**Task goal**
Lines holding the string "this" are the ones to copy; find them all in the data.
** START OF Task inputs **
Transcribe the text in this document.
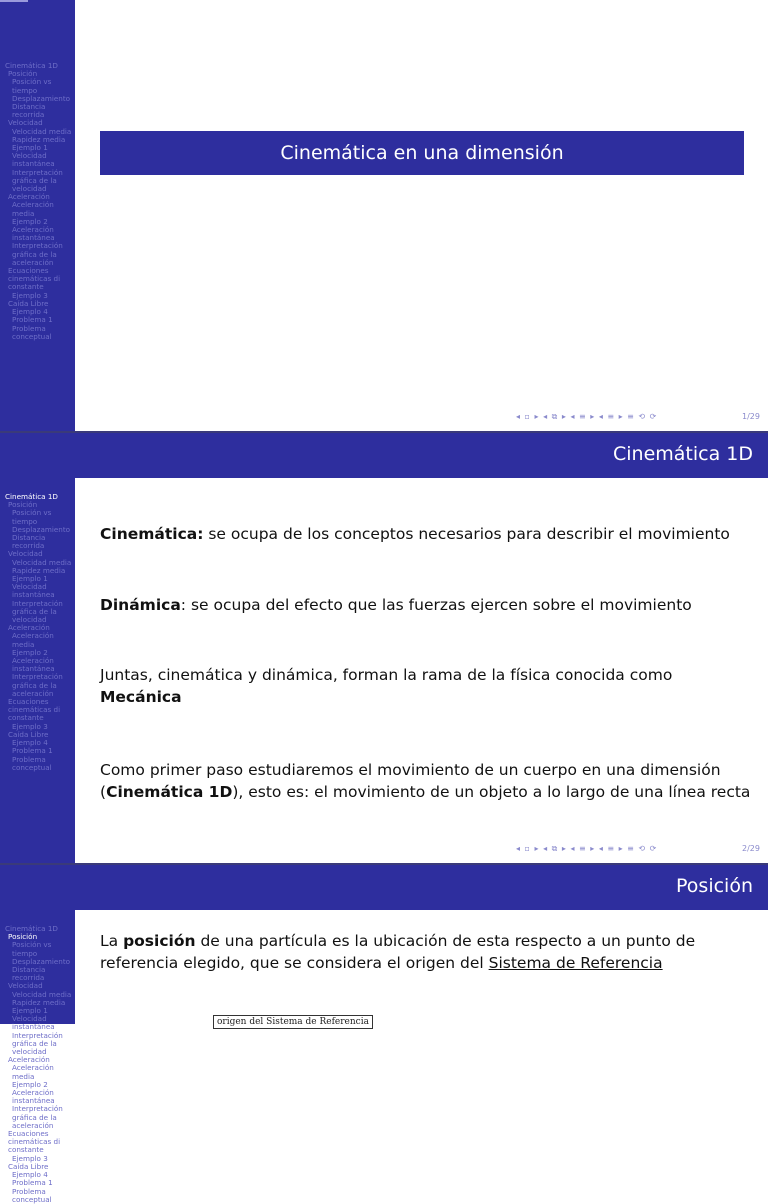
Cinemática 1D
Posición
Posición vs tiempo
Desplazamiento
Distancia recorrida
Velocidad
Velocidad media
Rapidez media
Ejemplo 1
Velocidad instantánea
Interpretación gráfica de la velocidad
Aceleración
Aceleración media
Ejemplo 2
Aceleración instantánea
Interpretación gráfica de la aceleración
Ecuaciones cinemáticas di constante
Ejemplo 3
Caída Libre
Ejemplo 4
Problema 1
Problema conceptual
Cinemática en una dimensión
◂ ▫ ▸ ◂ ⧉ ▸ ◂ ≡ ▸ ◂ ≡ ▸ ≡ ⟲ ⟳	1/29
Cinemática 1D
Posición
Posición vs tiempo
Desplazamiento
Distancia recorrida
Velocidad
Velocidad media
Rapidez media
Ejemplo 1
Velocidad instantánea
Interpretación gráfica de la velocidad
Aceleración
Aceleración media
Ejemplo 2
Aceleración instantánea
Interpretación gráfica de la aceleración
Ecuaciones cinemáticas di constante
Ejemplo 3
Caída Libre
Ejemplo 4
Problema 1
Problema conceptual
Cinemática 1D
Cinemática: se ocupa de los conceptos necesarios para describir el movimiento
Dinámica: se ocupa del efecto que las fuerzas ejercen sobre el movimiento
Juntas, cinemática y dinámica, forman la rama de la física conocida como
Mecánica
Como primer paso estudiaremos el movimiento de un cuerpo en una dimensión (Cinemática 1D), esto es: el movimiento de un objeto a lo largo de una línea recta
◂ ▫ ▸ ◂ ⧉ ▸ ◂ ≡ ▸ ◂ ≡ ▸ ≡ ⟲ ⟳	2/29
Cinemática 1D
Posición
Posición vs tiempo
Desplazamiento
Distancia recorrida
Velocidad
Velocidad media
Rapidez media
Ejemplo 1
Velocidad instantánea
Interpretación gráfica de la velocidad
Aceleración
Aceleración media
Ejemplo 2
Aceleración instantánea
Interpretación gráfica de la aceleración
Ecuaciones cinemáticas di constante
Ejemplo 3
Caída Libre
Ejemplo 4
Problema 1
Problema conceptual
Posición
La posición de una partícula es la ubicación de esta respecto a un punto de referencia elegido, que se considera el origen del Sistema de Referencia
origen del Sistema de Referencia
** END OF Task inputs **
** START OF Task inputs **
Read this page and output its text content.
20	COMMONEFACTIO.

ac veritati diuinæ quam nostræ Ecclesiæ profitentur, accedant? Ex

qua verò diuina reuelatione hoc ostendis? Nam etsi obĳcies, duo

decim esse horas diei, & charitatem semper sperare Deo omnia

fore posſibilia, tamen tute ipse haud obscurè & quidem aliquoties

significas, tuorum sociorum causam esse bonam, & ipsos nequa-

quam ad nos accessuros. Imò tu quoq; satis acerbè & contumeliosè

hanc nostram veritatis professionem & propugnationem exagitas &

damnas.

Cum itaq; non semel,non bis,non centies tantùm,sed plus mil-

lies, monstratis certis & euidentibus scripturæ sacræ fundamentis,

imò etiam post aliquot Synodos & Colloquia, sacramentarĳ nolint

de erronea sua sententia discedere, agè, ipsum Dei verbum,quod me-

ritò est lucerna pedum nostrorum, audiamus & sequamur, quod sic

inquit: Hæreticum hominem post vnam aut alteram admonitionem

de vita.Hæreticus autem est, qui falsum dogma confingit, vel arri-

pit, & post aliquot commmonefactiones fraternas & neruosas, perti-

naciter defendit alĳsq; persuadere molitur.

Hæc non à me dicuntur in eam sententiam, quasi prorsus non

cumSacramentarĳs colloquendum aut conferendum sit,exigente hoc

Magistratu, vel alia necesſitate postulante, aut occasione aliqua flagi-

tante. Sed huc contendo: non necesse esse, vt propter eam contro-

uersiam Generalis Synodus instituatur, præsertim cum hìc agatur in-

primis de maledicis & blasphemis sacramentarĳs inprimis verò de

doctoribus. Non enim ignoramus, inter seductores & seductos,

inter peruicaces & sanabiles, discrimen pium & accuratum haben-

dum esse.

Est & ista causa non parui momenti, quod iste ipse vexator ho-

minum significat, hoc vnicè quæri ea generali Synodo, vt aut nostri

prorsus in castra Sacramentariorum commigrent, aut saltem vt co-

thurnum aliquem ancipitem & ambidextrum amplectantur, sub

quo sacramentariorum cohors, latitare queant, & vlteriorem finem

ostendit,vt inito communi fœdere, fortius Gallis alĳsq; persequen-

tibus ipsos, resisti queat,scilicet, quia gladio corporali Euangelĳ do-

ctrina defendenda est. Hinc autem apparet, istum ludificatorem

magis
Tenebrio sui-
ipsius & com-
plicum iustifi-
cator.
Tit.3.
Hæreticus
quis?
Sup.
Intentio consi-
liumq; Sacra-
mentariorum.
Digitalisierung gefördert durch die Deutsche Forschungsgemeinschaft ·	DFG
** END OF Task inputs **
**Solution below**
Transcribe the text in this document.
Read this page and output its text content.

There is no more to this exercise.